** start Supplied material **

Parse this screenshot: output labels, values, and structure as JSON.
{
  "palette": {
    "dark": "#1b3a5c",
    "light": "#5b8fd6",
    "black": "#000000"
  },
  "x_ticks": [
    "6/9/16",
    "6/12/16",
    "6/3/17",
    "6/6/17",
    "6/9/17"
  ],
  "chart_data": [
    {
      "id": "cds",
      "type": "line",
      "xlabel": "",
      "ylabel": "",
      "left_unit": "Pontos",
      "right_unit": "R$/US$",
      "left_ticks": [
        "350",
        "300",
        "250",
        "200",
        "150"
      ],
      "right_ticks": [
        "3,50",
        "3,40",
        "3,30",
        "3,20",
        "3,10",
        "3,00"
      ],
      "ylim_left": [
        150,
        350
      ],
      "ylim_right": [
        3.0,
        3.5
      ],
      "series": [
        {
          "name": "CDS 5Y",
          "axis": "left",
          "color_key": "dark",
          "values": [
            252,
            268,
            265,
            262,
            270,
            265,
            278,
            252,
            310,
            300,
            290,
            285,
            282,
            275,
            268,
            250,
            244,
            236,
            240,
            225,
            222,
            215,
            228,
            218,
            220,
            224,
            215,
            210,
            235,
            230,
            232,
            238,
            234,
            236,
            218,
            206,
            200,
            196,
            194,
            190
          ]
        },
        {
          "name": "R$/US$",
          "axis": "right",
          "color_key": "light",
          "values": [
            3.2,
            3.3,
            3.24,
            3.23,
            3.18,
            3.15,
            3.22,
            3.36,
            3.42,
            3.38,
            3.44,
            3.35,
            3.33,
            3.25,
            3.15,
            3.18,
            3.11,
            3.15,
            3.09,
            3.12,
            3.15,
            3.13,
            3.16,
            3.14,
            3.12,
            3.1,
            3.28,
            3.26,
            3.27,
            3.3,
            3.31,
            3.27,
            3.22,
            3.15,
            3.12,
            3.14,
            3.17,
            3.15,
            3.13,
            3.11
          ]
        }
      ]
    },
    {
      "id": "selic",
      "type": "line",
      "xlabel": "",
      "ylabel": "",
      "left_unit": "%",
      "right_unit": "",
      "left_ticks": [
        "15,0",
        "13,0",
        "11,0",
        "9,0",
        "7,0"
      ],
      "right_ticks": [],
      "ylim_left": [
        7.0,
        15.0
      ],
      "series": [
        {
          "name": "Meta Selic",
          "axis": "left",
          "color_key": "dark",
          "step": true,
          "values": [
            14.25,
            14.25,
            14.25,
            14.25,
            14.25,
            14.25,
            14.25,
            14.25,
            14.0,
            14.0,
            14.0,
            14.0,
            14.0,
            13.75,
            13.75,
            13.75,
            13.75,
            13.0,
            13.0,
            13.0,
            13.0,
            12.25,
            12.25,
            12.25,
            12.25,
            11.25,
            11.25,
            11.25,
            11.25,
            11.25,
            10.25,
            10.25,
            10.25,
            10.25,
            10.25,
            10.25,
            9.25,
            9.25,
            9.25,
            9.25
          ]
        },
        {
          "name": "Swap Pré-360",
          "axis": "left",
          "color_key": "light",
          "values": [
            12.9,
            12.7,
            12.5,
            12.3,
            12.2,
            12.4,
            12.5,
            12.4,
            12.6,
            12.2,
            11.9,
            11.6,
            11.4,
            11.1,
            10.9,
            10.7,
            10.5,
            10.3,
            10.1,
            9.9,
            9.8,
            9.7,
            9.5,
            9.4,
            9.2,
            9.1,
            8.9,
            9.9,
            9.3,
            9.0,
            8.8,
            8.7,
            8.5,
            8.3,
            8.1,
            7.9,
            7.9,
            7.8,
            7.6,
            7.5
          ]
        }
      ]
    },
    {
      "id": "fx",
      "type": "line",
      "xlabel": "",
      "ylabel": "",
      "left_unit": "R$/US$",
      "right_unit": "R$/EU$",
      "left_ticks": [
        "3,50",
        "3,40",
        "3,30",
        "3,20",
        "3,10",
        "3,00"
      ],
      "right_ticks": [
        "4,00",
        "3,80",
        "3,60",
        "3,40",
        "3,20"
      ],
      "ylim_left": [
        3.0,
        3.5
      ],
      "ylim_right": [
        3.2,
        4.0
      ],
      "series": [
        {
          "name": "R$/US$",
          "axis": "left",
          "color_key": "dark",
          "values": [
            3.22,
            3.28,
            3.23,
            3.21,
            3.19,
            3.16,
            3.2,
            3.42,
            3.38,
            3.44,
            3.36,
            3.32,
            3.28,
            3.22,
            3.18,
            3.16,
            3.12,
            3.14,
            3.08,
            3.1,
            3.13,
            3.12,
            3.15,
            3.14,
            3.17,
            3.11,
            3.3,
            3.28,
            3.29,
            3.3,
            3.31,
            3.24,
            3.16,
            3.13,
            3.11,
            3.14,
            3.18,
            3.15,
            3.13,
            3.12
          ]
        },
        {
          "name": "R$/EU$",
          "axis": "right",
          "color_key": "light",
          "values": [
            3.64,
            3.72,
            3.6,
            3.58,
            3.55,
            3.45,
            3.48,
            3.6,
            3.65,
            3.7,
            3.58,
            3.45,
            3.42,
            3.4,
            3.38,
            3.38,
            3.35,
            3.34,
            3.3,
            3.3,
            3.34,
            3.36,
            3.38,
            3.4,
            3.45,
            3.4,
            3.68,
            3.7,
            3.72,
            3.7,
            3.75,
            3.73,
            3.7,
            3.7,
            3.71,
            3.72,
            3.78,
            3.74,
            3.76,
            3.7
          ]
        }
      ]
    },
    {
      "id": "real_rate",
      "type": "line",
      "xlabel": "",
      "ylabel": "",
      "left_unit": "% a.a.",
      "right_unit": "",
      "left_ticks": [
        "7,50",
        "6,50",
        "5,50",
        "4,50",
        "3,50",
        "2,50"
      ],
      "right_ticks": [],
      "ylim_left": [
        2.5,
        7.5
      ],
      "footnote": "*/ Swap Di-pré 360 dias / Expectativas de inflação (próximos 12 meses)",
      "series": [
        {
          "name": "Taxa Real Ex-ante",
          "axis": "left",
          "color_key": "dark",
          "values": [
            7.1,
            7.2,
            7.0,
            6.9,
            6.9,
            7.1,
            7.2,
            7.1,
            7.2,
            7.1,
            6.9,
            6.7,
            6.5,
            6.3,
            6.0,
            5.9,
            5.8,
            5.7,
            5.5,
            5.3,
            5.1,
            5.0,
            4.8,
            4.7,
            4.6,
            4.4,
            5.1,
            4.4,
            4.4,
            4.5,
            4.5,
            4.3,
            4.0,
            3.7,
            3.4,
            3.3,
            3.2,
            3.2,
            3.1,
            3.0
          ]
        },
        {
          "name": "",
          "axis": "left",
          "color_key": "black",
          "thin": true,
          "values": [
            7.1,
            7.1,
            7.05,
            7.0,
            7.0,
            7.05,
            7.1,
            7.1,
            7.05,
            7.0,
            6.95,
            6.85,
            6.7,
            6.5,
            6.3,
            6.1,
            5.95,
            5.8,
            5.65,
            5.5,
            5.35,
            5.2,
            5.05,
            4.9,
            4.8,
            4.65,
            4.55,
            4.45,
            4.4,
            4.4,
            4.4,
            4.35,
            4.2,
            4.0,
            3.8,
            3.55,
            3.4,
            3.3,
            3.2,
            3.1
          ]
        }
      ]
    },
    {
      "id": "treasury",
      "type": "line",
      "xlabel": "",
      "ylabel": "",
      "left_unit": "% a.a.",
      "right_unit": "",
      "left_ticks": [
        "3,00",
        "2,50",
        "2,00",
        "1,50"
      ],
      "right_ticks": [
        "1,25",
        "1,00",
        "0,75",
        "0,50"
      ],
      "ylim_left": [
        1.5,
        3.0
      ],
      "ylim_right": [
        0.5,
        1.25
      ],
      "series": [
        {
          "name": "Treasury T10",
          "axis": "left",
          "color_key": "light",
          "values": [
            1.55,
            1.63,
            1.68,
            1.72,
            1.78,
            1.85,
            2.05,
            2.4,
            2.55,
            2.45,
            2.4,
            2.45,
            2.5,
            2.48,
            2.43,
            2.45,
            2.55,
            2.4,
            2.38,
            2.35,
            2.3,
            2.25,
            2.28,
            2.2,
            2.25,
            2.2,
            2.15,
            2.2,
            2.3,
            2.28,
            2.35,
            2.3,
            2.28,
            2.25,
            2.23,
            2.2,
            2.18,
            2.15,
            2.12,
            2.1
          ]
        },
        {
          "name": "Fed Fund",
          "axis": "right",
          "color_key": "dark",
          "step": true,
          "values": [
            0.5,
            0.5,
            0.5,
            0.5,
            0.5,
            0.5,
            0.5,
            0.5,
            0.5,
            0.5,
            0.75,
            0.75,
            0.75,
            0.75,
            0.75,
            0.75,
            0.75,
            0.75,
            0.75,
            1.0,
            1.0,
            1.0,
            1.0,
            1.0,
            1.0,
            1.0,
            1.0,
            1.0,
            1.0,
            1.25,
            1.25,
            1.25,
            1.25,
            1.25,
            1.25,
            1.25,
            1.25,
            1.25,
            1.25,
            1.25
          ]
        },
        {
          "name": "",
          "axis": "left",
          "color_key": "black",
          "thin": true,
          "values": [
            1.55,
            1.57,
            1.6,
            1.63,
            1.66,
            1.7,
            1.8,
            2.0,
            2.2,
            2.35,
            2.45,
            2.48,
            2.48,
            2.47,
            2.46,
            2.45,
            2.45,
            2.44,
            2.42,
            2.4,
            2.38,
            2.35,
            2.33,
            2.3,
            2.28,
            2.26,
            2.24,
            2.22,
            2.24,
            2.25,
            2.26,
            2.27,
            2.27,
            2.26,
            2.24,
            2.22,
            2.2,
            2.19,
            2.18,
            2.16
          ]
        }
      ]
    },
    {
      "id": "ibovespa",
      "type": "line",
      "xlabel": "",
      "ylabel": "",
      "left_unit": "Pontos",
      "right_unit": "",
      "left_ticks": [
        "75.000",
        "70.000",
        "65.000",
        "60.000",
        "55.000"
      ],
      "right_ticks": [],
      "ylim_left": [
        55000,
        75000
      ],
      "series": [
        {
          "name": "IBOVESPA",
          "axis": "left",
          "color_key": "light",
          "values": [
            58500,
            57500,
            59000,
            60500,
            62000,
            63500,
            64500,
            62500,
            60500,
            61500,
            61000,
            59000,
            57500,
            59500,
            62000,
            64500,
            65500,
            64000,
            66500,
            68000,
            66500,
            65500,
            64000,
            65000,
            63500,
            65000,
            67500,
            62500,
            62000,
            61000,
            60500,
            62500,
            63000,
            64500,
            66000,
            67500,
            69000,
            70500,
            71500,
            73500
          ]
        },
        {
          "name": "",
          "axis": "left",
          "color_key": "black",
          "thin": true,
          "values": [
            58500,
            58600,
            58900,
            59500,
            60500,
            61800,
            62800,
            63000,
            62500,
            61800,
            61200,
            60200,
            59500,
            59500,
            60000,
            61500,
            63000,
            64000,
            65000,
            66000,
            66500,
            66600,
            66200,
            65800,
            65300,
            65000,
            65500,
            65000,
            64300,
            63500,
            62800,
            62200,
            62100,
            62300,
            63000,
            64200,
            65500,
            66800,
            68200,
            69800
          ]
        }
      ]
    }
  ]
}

** end Supplied material **

- **Directions**
Gather each line from the entries above that includes the word "Swap".

- **Answer**
          "name": "Swap Pré-360",
      "footnote": "*/ Swap Di-pré 360 dias / Expectativas de inflação (próximos 12 meses)",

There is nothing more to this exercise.